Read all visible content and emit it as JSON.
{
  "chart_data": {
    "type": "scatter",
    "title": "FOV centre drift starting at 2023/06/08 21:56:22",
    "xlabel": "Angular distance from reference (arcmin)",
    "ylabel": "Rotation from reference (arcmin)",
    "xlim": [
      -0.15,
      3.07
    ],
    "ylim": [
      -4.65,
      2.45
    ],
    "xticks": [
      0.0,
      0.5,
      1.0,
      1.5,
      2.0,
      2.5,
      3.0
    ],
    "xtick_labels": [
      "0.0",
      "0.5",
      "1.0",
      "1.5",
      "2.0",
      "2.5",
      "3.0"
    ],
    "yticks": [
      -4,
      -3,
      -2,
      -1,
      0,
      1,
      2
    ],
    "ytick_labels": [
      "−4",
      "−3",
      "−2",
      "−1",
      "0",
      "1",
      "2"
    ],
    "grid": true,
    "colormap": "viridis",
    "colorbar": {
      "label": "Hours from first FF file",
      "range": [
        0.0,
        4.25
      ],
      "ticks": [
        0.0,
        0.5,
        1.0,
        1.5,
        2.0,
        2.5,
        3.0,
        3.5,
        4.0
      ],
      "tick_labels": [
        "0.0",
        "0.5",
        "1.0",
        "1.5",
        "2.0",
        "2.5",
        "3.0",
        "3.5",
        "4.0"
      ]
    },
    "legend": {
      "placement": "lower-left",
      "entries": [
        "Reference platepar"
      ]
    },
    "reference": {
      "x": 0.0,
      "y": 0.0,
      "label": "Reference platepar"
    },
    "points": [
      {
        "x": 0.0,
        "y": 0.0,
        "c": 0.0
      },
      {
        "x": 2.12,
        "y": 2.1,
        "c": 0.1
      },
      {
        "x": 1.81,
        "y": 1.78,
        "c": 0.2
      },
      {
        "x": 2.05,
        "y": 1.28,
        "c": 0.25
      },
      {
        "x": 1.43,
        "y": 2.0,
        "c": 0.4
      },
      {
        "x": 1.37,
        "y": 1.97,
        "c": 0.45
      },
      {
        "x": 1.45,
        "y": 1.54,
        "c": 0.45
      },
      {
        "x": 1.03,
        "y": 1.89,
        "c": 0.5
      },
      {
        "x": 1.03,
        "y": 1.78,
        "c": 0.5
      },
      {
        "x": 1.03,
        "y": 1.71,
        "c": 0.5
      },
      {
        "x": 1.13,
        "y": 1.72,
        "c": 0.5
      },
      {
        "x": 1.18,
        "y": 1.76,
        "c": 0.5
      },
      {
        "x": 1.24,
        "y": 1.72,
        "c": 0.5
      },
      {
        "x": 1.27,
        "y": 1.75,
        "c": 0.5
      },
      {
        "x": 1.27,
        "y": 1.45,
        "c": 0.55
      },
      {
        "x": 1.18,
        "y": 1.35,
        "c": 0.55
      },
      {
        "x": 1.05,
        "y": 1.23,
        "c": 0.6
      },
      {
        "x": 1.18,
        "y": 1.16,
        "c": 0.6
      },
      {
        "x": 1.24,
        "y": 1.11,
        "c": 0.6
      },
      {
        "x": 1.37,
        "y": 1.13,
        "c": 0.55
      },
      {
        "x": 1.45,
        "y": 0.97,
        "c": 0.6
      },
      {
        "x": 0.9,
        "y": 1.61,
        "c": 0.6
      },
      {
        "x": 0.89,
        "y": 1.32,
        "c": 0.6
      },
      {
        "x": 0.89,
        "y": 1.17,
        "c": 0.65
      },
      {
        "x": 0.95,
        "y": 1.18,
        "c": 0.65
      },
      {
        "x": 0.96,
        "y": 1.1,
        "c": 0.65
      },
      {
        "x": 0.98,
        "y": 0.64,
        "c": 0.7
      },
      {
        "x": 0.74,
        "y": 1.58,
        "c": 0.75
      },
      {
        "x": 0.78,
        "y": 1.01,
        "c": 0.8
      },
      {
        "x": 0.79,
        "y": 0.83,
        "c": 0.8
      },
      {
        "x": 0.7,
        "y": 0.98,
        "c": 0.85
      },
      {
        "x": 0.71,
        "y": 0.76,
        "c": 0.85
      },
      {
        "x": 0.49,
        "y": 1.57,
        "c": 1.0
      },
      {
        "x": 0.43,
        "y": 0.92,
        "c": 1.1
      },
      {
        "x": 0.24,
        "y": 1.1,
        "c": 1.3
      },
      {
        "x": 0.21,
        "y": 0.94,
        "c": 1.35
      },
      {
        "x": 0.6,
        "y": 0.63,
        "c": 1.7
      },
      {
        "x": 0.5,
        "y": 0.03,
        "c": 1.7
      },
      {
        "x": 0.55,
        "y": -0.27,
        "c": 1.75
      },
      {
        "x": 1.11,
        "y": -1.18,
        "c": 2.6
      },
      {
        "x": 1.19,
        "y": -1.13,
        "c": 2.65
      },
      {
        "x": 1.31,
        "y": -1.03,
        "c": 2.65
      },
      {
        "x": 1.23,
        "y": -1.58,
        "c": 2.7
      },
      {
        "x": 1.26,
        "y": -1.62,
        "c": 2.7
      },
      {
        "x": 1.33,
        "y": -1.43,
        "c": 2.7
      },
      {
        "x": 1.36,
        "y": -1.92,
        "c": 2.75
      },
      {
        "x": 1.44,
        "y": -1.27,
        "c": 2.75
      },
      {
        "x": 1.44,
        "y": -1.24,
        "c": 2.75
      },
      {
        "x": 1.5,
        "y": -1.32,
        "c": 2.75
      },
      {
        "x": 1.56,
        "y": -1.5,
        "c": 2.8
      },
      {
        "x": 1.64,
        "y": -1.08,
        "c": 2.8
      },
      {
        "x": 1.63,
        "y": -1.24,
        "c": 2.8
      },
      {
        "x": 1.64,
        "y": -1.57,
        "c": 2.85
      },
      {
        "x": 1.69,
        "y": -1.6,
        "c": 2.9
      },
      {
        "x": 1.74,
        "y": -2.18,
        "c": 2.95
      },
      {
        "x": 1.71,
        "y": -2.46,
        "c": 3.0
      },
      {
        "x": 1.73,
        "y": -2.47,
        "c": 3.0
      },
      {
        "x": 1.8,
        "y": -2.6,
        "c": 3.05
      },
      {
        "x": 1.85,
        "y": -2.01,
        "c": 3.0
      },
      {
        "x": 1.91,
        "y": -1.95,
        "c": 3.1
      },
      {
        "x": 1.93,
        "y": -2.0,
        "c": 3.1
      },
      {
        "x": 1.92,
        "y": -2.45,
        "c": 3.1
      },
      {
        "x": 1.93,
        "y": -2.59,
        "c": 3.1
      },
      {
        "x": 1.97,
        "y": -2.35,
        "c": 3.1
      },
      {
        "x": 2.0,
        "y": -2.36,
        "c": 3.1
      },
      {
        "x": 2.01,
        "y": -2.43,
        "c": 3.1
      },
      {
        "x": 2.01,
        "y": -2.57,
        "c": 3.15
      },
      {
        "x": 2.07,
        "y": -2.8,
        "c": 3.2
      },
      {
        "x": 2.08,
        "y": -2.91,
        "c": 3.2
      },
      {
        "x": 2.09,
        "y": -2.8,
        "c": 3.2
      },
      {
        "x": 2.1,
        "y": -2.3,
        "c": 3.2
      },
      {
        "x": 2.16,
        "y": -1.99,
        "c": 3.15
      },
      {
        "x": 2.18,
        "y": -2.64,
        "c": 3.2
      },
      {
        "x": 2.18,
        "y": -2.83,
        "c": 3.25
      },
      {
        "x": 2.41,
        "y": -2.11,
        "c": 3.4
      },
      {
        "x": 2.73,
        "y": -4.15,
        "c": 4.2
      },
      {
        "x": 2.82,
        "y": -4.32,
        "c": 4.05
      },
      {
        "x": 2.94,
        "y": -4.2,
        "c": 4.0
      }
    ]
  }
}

_ _ _ _

## SHORT PROBLEM
Look through the entries above and report each line where the string "from" occurs.

## COMPLETE OUTPUT
    "xlabel": "Angular distance from reference (arcmin)",
    "ylabel": "Rotation from reference (arcmin)",
      "label": "Hours from first FF file",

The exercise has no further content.